━━━━━ Record excerpts

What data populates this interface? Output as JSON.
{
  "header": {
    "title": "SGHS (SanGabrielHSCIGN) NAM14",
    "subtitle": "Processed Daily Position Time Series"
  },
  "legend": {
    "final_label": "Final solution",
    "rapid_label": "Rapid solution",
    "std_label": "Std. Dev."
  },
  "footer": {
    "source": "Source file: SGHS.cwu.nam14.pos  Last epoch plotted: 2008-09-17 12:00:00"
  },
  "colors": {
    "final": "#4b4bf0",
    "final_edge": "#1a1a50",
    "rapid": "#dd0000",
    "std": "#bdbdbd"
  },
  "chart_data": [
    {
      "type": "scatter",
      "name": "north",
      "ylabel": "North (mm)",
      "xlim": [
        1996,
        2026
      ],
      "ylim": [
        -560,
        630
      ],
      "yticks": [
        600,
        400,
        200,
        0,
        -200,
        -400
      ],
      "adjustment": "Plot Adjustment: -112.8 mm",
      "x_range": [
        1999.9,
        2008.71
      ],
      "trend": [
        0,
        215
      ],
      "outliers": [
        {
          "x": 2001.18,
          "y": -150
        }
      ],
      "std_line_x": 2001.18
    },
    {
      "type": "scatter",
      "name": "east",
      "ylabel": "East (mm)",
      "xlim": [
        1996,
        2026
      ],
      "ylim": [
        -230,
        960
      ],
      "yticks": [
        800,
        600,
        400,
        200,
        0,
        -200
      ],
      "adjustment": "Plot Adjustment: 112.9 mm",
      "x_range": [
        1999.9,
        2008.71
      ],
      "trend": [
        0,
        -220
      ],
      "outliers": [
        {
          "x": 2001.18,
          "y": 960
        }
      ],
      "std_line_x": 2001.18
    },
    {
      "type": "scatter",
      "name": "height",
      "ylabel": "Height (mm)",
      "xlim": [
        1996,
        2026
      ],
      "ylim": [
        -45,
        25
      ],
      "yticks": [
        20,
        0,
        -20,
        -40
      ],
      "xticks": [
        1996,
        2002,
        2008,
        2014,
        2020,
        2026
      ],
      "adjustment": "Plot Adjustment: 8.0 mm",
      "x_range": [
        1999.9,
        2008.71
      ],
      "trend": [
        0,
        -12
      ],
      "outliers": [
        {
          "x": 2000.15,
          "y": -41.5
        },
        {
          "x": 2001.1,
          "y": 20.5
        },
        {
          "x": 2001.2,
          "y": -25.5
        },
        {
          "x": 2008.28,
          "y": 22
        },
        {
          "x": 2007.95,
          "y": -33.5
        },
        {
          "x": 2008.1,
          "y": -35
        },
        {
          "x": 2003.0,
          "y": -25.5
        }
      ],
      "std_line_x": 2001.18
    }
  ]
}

━━━━━━━━━━

Exercise: Write out all of the records above exactly as they appear.

Full answer:
What data populates this interface? Output as JSON.
{
  "header": {
    "title": "SGHS (SanGabrielHSCIGN) NAM14",
    "subtitle": "Processed Daily Position Time Series"
  },
  "legend": {
    "final_label": "Final solution",
    "rapid_label": "Rapid solution",
    "std_label": "Std. Dev."
  },
  "footer": {
    "source": "Source file: SGHS.cwu.nam14.pos  Last epoch plotted: 2008-09-17 12:00:00"
  },
  "colors": {
    "final": "#4b4bf0",
    "final_edge": "#1a1a50",
    "rapid": "#dd0000",
    "std": "#bdbdbd"
  },
  "chart_data": [
    {
      "type": "scatter",
      "name": "north",
      "ylabel": "North (mm)",
      "xlim": [
        1996,
        2026
      ],
      "ylim": [
        -560,
        630
      ],
      "yticks": [
        600,
        400,
        200,
        0,
        -200,
        -400
      ],
      "adjustment": "Plot Adjustment: -112.8 mm",
      "x_range": [
        1999.9,
        2008.71
      ],
      "trend": [
        0,
        215
      ],
      "outliers": [
        {
          "x": 2001.18,
          "y": -150
        }
      ],
      "std_line_x": 2001.18
    },
    {
      "type": "scatter",
      "name": "east",
      "ylabel": "East (mm)",
      "xlim": [
        1996,
        2026
      ],
      "ylim": [
        -230,
        960
      ],
      "yticks": [
        800,
        600,
        400,
        200,
        0,
        -200
      ],
      "adjustment": "Plot Adjustment: 112.9 mm",
      "x_range": [
        1999.9,
        2008.71
      ],
      "trend": [
        0,
        -220
      ],
      "outliers": [
        {
          "x": 2001.18,
          "y": 960
        }
      ],
      "std_line_x": 2001.18
    },
    {
      "type": "scatter",
      "name": "height",
      "ylabel": "Height (mm)",
      "xlim": [
        1996,
        2026
      ],
      "ylim": [
        -45,
        25
      ],
      "yticks": [
        20,
        0,
        -20,
        -40
      ],
      "xticks": [
        1996,
        2002,
        2008,
        2014,
        2020,
        2026
      ],
      "adjustment": "Plot Adjustment: 8.0 mm",
      "x_range": [
        1999.9,
        2008.71
      ],
      "trend": [
        0,
        -12
      ],
      "outliers": [
        {
          "x": 2000.15,
          "y": -41.5
        },
        {
          "x": 2001.1,
          "y": 20.5
        },
        {
          "x": 2001.2,
          "y": -25.5
        },
        {
          "x": 2008.28,
          "y": 22
        },
        {
          "x": 2007.95,
          "y": -33.5
        },
        {
          "x": 2008.1,
          "y": -35
        },
        {
          "x": 2003.0,
          "y": -25.5
        }
      ],
      "std_line_x": 2001.18
    }
  ]
}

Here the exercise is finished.